— start of Dataset records —
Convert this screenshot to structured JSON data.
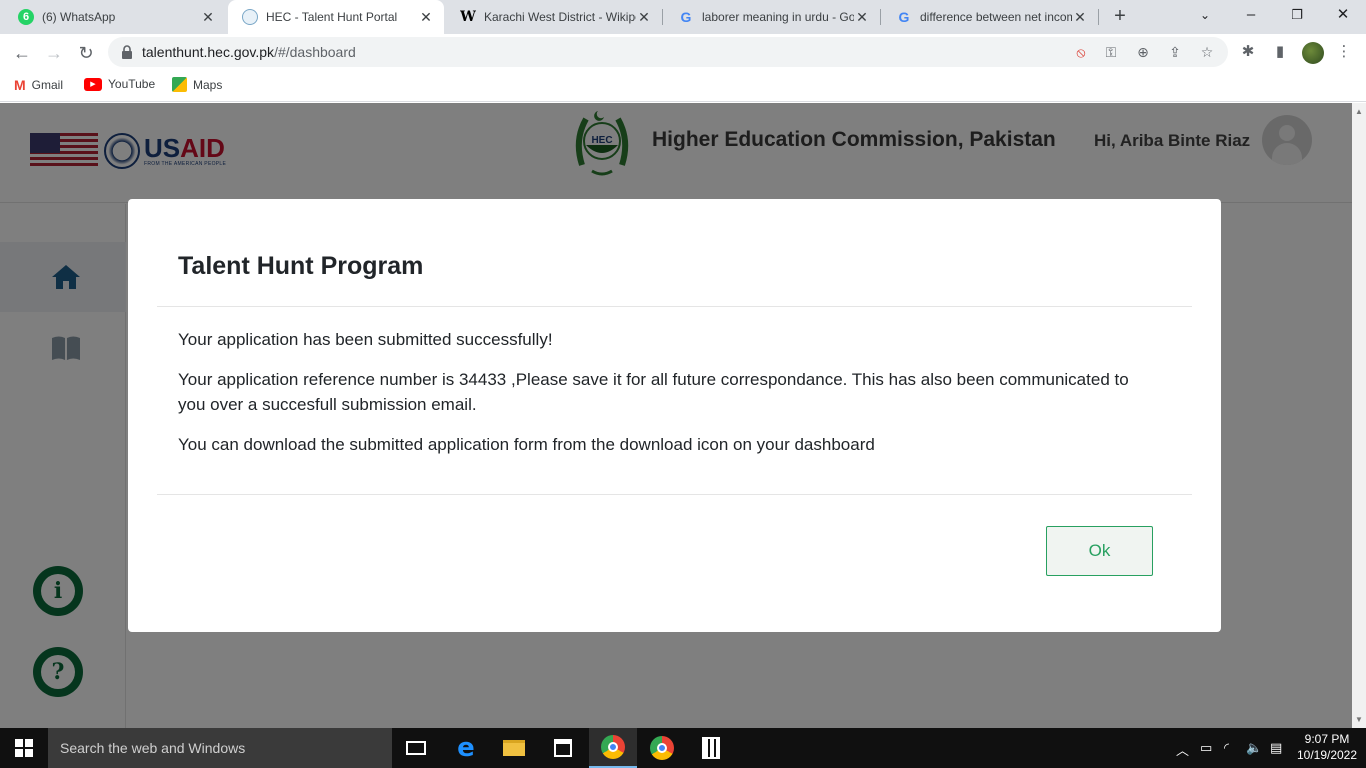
{
  "browser": {
    "tabs": [
      {
        "title": "(6) WhatsApp",
        "favicon": "whatsapp-icon"
      },
      {
        "title": "HEC - Talent Hunt Portal",
        "favicon": "hec-icon",
        "active": true
      },
      {
        "title": "Karachi West District - Wikipe",
        "favicon": "wikipedia-icon"
      },
      {
        "title": "laborer meaning in urdu - Go",
        "favicon": "google-icon"
      },
      {
        "title": "difference between net incom",
        "favicon": "google-icon"
      }
    ],
    "whatsapp_badge": "6",
    "new_tab": "+",
    "url_host": "talenthunt.hec.gov.pk",
    "url_path": "/#/dashboard",
    "bookmarks": [
      {
        "label": "Gmail"
      },
      {
        "label": "YouTube"
      },
      {
        "label": "Maps"
      }
    ]
  },
  "header": {
    "usaid_text_us": "US",
    "usaid_text_aid": "AID",
    "usaid_tagline": "FROM THE AMERICAN PEOPLE",
    "hec_emblem_text": "HEC",
    "org_title": "Higher Education Commission, Pakistan",
    "greeting": "Hi, Ariba Binte Riaz"
  },
  "sidebar": {
    "info_symbol": "i",
    "help_symbol": "?"
  },
  "modal": {
    "title": "Talent Hunt Program",
    "line1": "Your application has been submitted successfully!",
    "line2": "Your application reference number is 34433 ,Please save it for all future correspondance. This has also been communicated to you over a succesfull submission email.",
    "line3": "You can download the submitted application form from the download icon on your dashboard",
    "ok_label": "Ok"
  },
  "taskbar": {
    "search_placeholder": "Search the web and Windows",
    "time": "9:07 PM",
    "date": "10/19/2022"
  },
  "colors": {
    "hec_green": "#0b6b3a",
    "ok_green": "#28a060",
    "backdrop": "rgba(0,0,0,0.5)"
  }
}
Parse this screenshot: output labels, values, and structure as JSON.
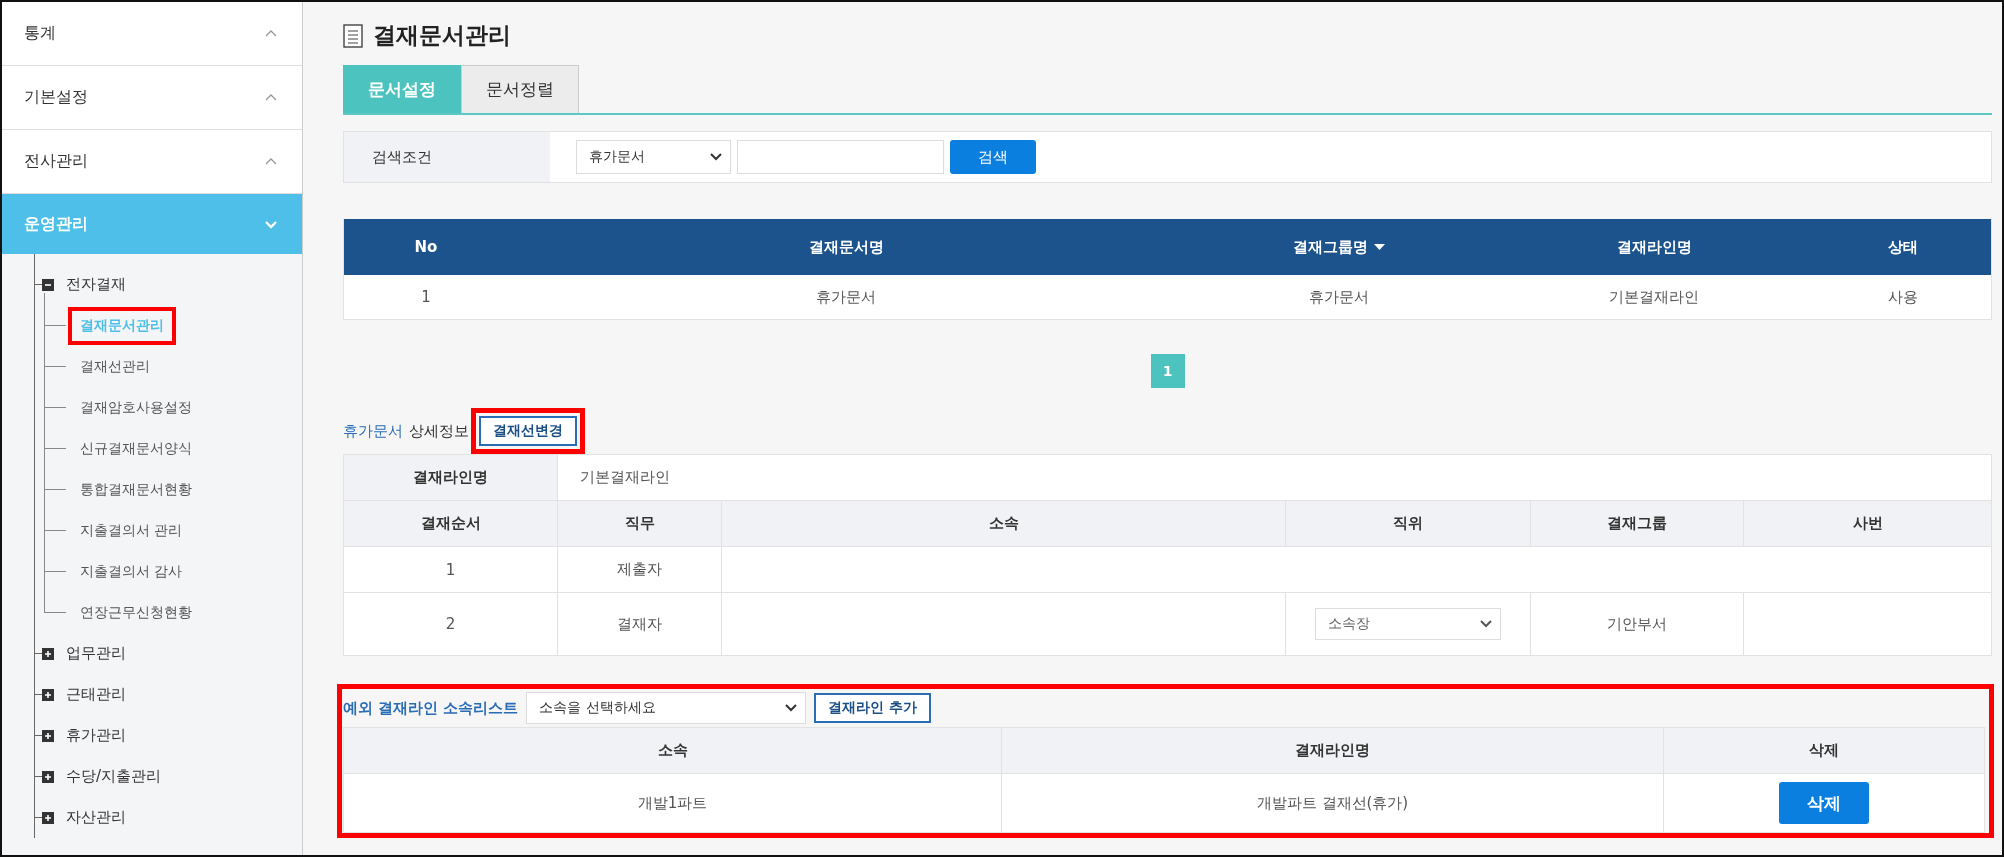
{
  "sidebar": {
    "menus": [
      {
        "label": "통계",
        "expanded": false
      },
      {
        "label": "기본설정",
        "expanded": false
      },
      {
        "label": "전사관리",
        "expanded": false
      },
      {
        "label": "운영관리",
        "expanded": true
      }
    ],
    "tree": [
      {
        "label": "전자결재",
        "expanded": true,
        "children": [
          {
            "label": "결재문서관리",
            "selected": true,
            "highlighted": true
          },
          {
            "label": "결재선관리",
            "selected": false,
            "highlighted": false
          },
          {
            "label": "결재암호사용설정",
            "selected": false,
            "highlighted": false
          },
          {
            "label": "신규결재문서양식",
            "selected": false,
            "highlighted": false
          },
          {
            "label": "통합결재문서현황",
            "selected": false,
            "highlighted": false
          },
          {
            "label": "지출결의서 관리",
            "selected": false,
            "highlighted": false
          },
          {
            "label": "지출결의서 감사",
            "selected": false,
            "highlighted": false
          },
          {
            "label": "연장근무신청현황",
            "selected": false,
            "highlighted": false
          }
        ]
      },
      {
        "label": "업무관리",
        "expanded": false
      },
      {
        "label": "근태관리",
        "expanded": false
      },
      {
        "label": "휴가관리",
        "expanded": false
      },
      {
        "label": "수당/지출관리",
        "expanded": false
      },
      {
        "label": "자산관리",
        "expanded": false
      }
    ]
  },
  "page_title": "결재문서관리",
  "tabs": [
    {
      "label": "문서설정",
      "selected": true
    },
    {
      "label": "문서정렬",
      "selected": false
    }
  ],
  "search": {
    "label": "검색조건",
    "select": "휴가문서",
    "button": "검색"
  },
  "table": {
    "columns": [
      {
        "label": "No",
        "sorted": false
      },
      {
        "label": "결재문서명",
        "sorted": false
      },
      {
        "label": "결재그룹명",
        "sorted": true
      },
      {
        "label": "결재라인명",
        "sorted": false
      },
      {
        "label": "상태",
        "sorted": false
      }
    ],
    "rows": [
      [
        "1",
        "휴가문서",
        "휴가문서",
        "기본결재라인",
        "사용"
      ]
    ]
  },
  "pagination": [
    {
      "label": "1",
      "selected": true
    }
  ],
  "detail": {
    "doc": "휴가문서",
    "suffix": "상세정보",
    "button": "결재선변경",
    "button_highlighted": true,
    "line_label": "결재라인명",
    "line_value": "기본결재라인",
    "columns": [
      "결재순서",
      "직무",
      "소속",
      "직위",
      "결재그룹",
      "사번"
    ],
    "rows": [
      {
        "order": "1",
        "duty": "제출자"
      },
      {
        "order": "2",
        "duty": "결재자",
        "position": "소속장",
        "group": "기안부서"
      }
    ]
  },
  "exceptions": {
    "highlighted": true,
    "title": "예외 결재라인 소속리스트",
    "select": "소속을 선택하세요",
    "add_button": "결재라인 추가",
    "columns": [
      "소속",
      "결재라인명",
      "삭제"
    ],
    "rows": [
      {
        "dept": "개발1파트",
        "line": "개발파트 결재선(휴가)",
        "button": "삭제"
      }
    ]
  }
}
— end of Dataset records —
What to do: Reproduce every line exactly and omit all pictures.

Answer to the exercise:
Convert this screenshot to structured JSON data.
{
  "browser": {
    "tabs": [
      {
        "title": "(6) WhatsApp",
        "favicon": "whatsapp-icon"
      },
      {
        "title": "HEC - Talent Hunt Portal",
        "favicon": "hec-icon",
        "active": true
      },
      {
        "title": "Karachi West District - Wikipe",
        "favicon": "wikipedia-icon"
      },
      {
        "title": "laborer meaning in urdu - Go",
        "favicon": "google-icon"
      },
      {
        "title": "difference between net incom",
        "favicon": "google-icon"
      }
    ],
    "whatsapp_badge": "6",
    "new_tab": "+",
    "url_host": "talenthunt.hec.gov.pk",
    "url_path": "/#/dashboard",
    "bookmarks": [
      {
        "label": "Gmail"
      },
      {
        "label": "YouTube"
      },
      {
        "label": "Maps"
      }
    ]
  },
  "header": {
    "usaid_text_us": "US",
    "usaid_text_aid": "AID",
    "usaid_tagline": "FROM THE AMERICAN PEOPLE",
    "hec_emblem_text": "HEC",
    "org_title": "Higher Education Commission, Pakistan",
    "greeting": "Hi, Ariba Binte Riaz"
  },
  "sidebar": {
    "info_symbol": "i",
    "help_symbol": "?"
  },
  "modal": {
    "title": "Talent Hunt Program",
    "line1": "Your application has been submitted successfully!",
    "line2": "Your application reference number is 34433 ,Please save it for all future correspondance. This has also been communicated to you over a succesfull submission email.",
    "line3": "You can download the submitted application form from the download icon on your dashboard",
    "ok_label": "Ok"
  },
  "taskbar": {
    "search_placeholder": "Search the web and Windows",
    "time": "9:07 PM",
    "date": "10/19/2022"
  },
  "colors": {
    "hec_green": "#0b6b3a",
    "ok_green": "#28a060",
    "backdrop": "rgba(0,0,0,0.5)"
  }
}
Parse this screenshot: output labels, values, and structure as JSON.
{
  "sidebar": {
    "menus": [
      {
        "label": "통계",
        "expanded": false
      },
      {
        "label": "기본설정",
        "expanded": false
      },
      {
        "label": "전사관리",
        "expanded": false
      },
      {
        "label": "운영관리",
        "expanded": true
      }
    ],
    "tree": [
      {
        "label": "전자결재",
        "expanded": true,
        "children": [
          {
            "label": "결재문서관리",
            "selected": true,
            "highlighted": true
          },
          {
            "label": "결재선관리",
            "selected": false,
            "highlighted": false
          },
          {
            "label": "결재암호사용설정",
            "selected": false,
            "highlighted": false
          },
          {
            "label": "신규결재문서양식",
            "selected": false,
            "highlighted": false
          },
          {
            "label": "통합결재문서현황",
            "selected": false,
            "highlighted": false
          },
          {
            "label": "지출결의서 관리",
            "selected": false,
            "highlighted": false
          },
          {
            "label": "지출결의서 감사",
            "selected": false,
            "highlighted": false
          },
          {
            "label": "연장근무신청현황",
            "selected": false,
            "highlighted": false
          }
        ]
      },
      {
        "label": "업무관리",
        "expanded": false
      },
      {
        "label": "근태관리",
        "expanded": false
      },
      {
        "label": "휴가관리",
        "expanded": false
      },
      {
        "label": "수당/지출관리",
        "expanded": false
      },
      {
        "label": "자산관리",
        "expanded": false
      }
    ]
  },
  "page_title": "결재문서관리",
  "tabs": [
    {
      "label": "문서설정",
      "selected": true
    },
    {
      "label": "문서정렬",
      "selected": false
    }
  ],
  "search": {
    "label": "검색조건",
    "select": "휴가문서",
    "button": "검색"
  },
  "table": {
    "columns": [
      {
        "label": "No",
        "sorted": false
      },
      {
        "label": "결재문서명",
        "sorted": false
      },
      {
        "label": "결재그룹명",
        "sorted": true
      },
      {
        "label": "결재라인명",
        "sorted": false
      },
      {
        "label": "상태",
        "sorted": false
      }
    ],
    "rows": [
      [
        "1",
        "휴가문서",
        "휴가문서",
        "기본결재라인",
        "사용"
      ]
    ]
  },
  "pagination": [
    {
      "label": "1",
      "selected": true
    }
  ],
  "detail": {
    "doc": "휴가문서",
    "suffix": "상세정보",
    "button": "결재선변경",
    "button_highlighted": true,
    "line_label": "결재라인명",
    "line_value": "기본결재라인",
    "columns": [
      "결재순서",
      "직무",
      "소속",
      "직위",
      "결재그룹",
      "사번"
    ],
    "rows": [
      {
        "order": "1",
        "duty": "제출자"
      },
      {
        "order": "2",
        "duty": "결재자",
        "position": "소속장",
        "group": "기안부서"
      }
    ]
  },
  "exceptions": {
    "highlighted": true,
    "title": "예외 결재라인 소속리스트",
    "select": "소속을 선택하세요",
    "add_button": "결재라인 추가",
    "columns": [
      "소속",
      "결재라인명",
      "삭제"
    ],
    "rows": [
      {
        "dept": "개발1파트",
        "line": "개발파트 결재선(휴가)",
        "button": "삭제"
      }
    ]
  }
}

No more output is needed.